-------- EXTRACTED ENTRIES --------

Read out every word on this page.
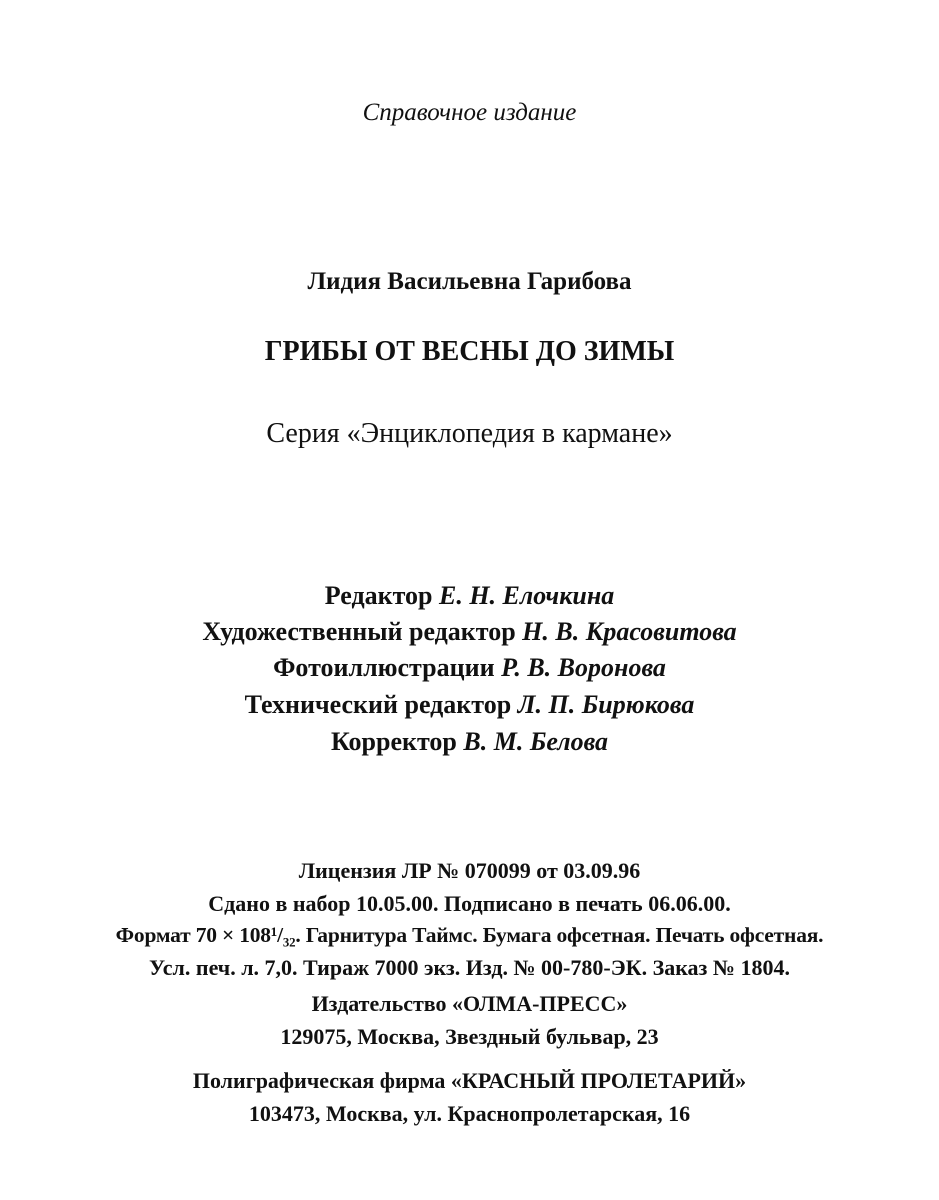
Справочное издание
Лидия Васильевна Гарибова
ГРИБЫ ОТ ВЕСНЫ ДО ЗИМЫ
Серия «Энциклопедия в кармане»
Редактор Е. Н. Елочкина
Художественный редактор Н. В. Красовитова
Фотоиллюстрации Р. В. Воронова
Технический редактор Л. П. Бирюкова
Корректор В. М. Белова
Лицензия ЛР № 070099 от 03.09.96
Сдано в набор 10.05.00. Подписано в печать 06.06.00.
Формат 70 × 108¹/₃₂. Гарнитура Таймс. Бумага офсетная. Печать офсетная.
Усл. печ. л. 7,0. Тираж 7000 экз. Изд. № 00-780-ЭК. Заказ № 1804.
Издательство «ОЛМА-ПРЕСС»
129075, Москва, Звездный бульвар, 23
Полиграфическая фирма «КРАСНЫЙ ПРОЛЕТАРИЙ»
103473, Москва, ул. Краснопролетарская, 16
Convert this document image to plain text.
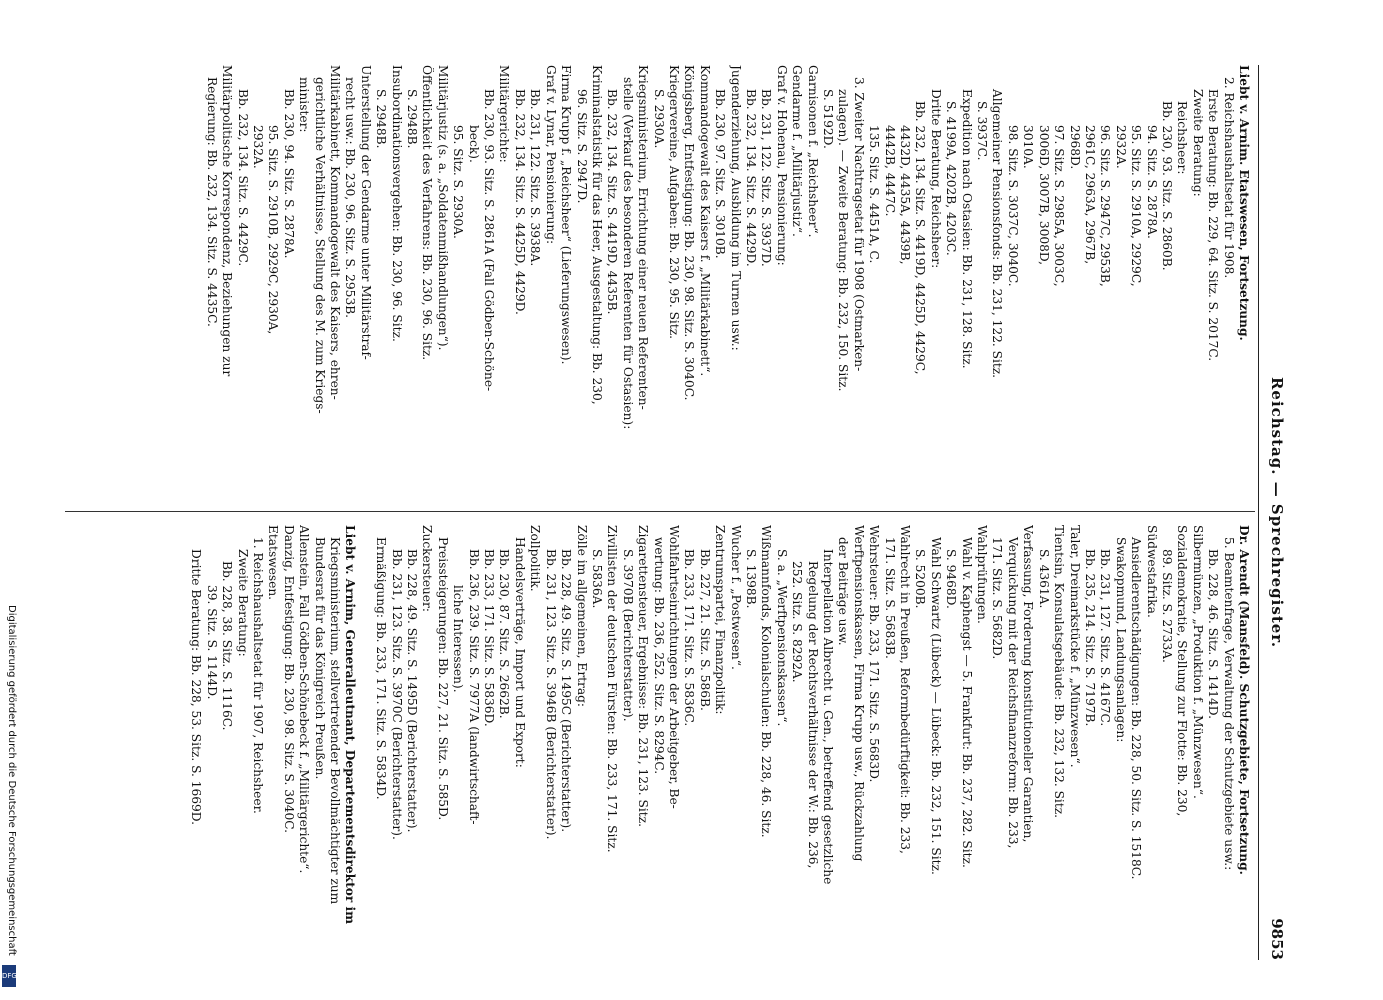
Reichstag. — Sprechregister.
9853
Liebt v. Arnim. Etatswesen, Fortsetzung.
2. Reichshaushaltsetat für 1908.
Erste Beratung: Bb. 229, 64. Sitz. S. 2017C.
Zweite Beratung:
Reichsheer:
Bb. 230, 93. Sitz. S. 2860B.
94. Sitz. S. 2878A.
95. Sitz. S. 2910A, 2929C,
2932A.
96. Sitz. S. 2947C, 2953B,
2961C, 2963A, 2967B,
2968D.
97. Sitz. S. 2985A, 3003C,
3006D, 3007B, 3008D,
3010A.
98. Sitz. S. 3037C, 3040C.
Allgemeiner Pensionsfonds: Bb. 231, 122. Sitz.
S. 3937C.
Expedition nach Ostasien: Bb. 231, 128. Sitz.
S. 4199A, 4202B, 4203C.
Dritte Beratung, Reichsheer:
Bb. 232, 134. Sitz. S. 4419D, 4425D, 4429C,
4432D, 4435A, 4439B,
4442B, 4447C.
135. Sitz. S. 4451A, C.
3. Zweiter Nachtragsetat für 1908 (Ostmarken-
zulagen). — Zweite Beratung: Bb. 232, 150. Sitz.
S. 5192D.
Garnisonen f. „Reichsheer“.
Gendarme f. „Militärjustiz“.
Graf v. Hohenau, Pensionierung:
Bb. 231, 122. Sitz. S. 3937D.
Bb. 232, 134. Sitz. S. 4429D.
Jugenderziehung, Ausbildung im Turnen usw.:
Bb. 230, 97. Sitz. S. 3010B.
Kommandogewalt des Kaisers f. „Militärkabinett“.
Königsberg, Entfestigung: Bb. 230, 98. Sitz. S. 3040C.
Kriegervereine, Aufgaben: Bb. 230, 95. Sitz.
S. 2930A.
Kriegsministerium, Errichtung einer neuen Referenten-
stelle (Verkauf des besonderen Referenten für Ostasien):
Bb. 232, 134. Sitz. S. 4419D, 4435B.
Kriminalstatistik für das Heer, Ausgestaltung: Bb. 230,
96. Sitz. S. 2947D.
Firma Krupp f. „Reichsheer“ (Lieferungswesen).
Graf v. Lynar, Pensionierung:
Bb. 231, 122. Sitz. S. 3938A.
Bb. 232, 134. Sitz. S. 4425D, 4429D.
Militärgerichte:
Bb. 230, 93. Sitz. S. 2861A (Fall Gödben-Schöne-
beck).
95. Sitz. S. 2930A.
Militärjustiz (s. a. „Soldatenmißhandlungen“).
Öffentlichkeit des Verfahrens: Bb. 230, 96. Sitz.
S. 2948B.
Insubordinationsvergehen: Bb. 230, 96. Sitz.
S. 2948B.
Unterstellung der Gendarme unter Militärstraf-
recht usw.: Bb. 230, 96. Sitz. S. 2953B.
Militärkabinett, Kommandogewalt des Kaisers, ehren-
gerichtliche Verhältnisse, Stellung des M. zum Kriegs-
minister:
Bb. 230, 94. Sitz. S. 2878A.
95. Sitz. S. 2910B, 2929C, 2930A,
2932A.
Bb. 232, 134. Sitz. S. 4429C.
Militärpolitische Korrespondenz, Beziehungen zur
Regierung: Bb. 232, 134. Sitz. S. 4435C.
Dr. Arendt (Mansfeld). Schutzgebiete, Fortsetzung.
5. Beamtenfrage, Verwaltung der Schutzgebiete usw.:
Bb. 228, 46. Sitz. S. 1414D.
Silbermünzen, „Produktion f. „Münzwesen“.
Sozialdemokratie, Stellung zur Flotte: Bb. 230,
89. Sitz. S. 2733A.
Südwestafrika.
Ansiedlerentschädigungen: Bb. 228, 50. Sitz. S. 1518C.
Swakopmund, Landungsanlagen:
Bb. 231, 127. Sitz. S. 4167C.
Bb. 235, 214. Sitz. S. 7197B.
Taler, Dreimarkstücke f. „Münzwesen“.
Tientsin, Konsulatsgebäude: Bb. 232, 132. Sitz.
S. 4361A.
Verfassung, Forderung konstitutioneller Garantien,
Verquickung mit der Reichsfinanzreform: Bb. 233,
171. Sitz. S. 5682D.
Wahlprüfungen.
Wahl v. Kaphengst — 5. Frankfurt: Bb. 237, 282. Sitz.
S. 9468D.
Wahl Schwartz (Lübeck) — Lübeck: Bb. 232, 151. Sitz.
S. 5200B.
Wahlrecht in Preußen, Reformbedürftigkeit: Bb. 233,
171. Sitz. S. 5683B.
Wehrsteuer: Bb. 233, 171. Sitz. S. 5683D.
Werftpensionskassen, Firma Krupp usw., Rückzahlung
der Beiträge usw.
Interpellation Albrecht u. Gen., betreffend gesetzliche
Regelung der Rechtsverhältnisse der W.: Bb. 236,
252. Sitz. S. 8292A.
S. a. „Werftpensionskassen“.
Wißmannfonds, Kolonialschulen: Bb. 228, 46. Sitz.
S. 1398B.
Wucher f. „Postwesen“.
Zentrumspartei, Finanzpolitik:
Bb. 227, 21. Sitz. S. 586B.
Bb. 233, 171. Sitz. S. 5836C.
Wohlfahrtseinrichtungen der Arbeitgeber, Be-
wertung: Bb. 236, 252. Sitz. S. 8294C.
Zigarettensteuer, Ergebnisse: Bb. 231, 123. Sitz.
S. 3970B (Berichterstatter).
Zivillisten der deutschen Fürsten: Bb. 233, 171. Sitz.
S. 5836A.
Zölle im allgemeinen, Ertrag:
Bb. 228, 49. Sitz. S. 1495C (Berichterstatter).
Bb. 231, 123. Sitz. S. 3946B (Berichterstatter).
Zollpolitik.
Handelsverträge, Import und Export:
Bb. 230, 87. Sitz. S. 2662B.
Bb. 233, 171. Sitz. S. 5836D.
Bb. 236, 239. Sitz. S. 7977A (landwirtschaft-
liche Interessen).
Preissteigerungen: Bb. 227, 21. Sitz. S. 585D.
Zuckersteuer:
Bb. 228, 49. Sitz. S. 1495D (Berichterstatter).
Bb. 231, 123. Sitz. S. 3970C (Berichterstatter).
Ermäßigung: Bb. 233, 171. Sitz. S. 5834D.

Liebt v. Arnim, Generalleutnant, Departementsdirektor im
Kriegsministerium, stellvertretender Bevollmächtigter zum
Bundesrat für das Königreich Preußen.
Allenstein, Fall Gödben-Schönebeck f. „Militärgerichte“.
Danzig, Entfestigung: Bb. 230, 98. Sitz. S. 3040C.
Etatswesen.
1. Reichshaushaltsetat für 1907, Reichsheer.
Zweite Beratung:
Bb. 228, 38. Sitz. S. 1116C.
39. Sitz. S. 1144D.
Dritte Beratung: Bb. 228, 53. Sitz. S. 1669D.
Digitalisierung gefördert durch die Deutsche Forschungsgemeinschaft
DFG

--------

TASK TO CARRY OUT: Search the records above for "Kommandogewalt". Copy each line where it is found.

EXERCISE RESPONSE:
Kommandogewalt des Kaisers f. „Militärkabinett“.
Militärkabinett, Kommandogewalt des Kaisers, ehren-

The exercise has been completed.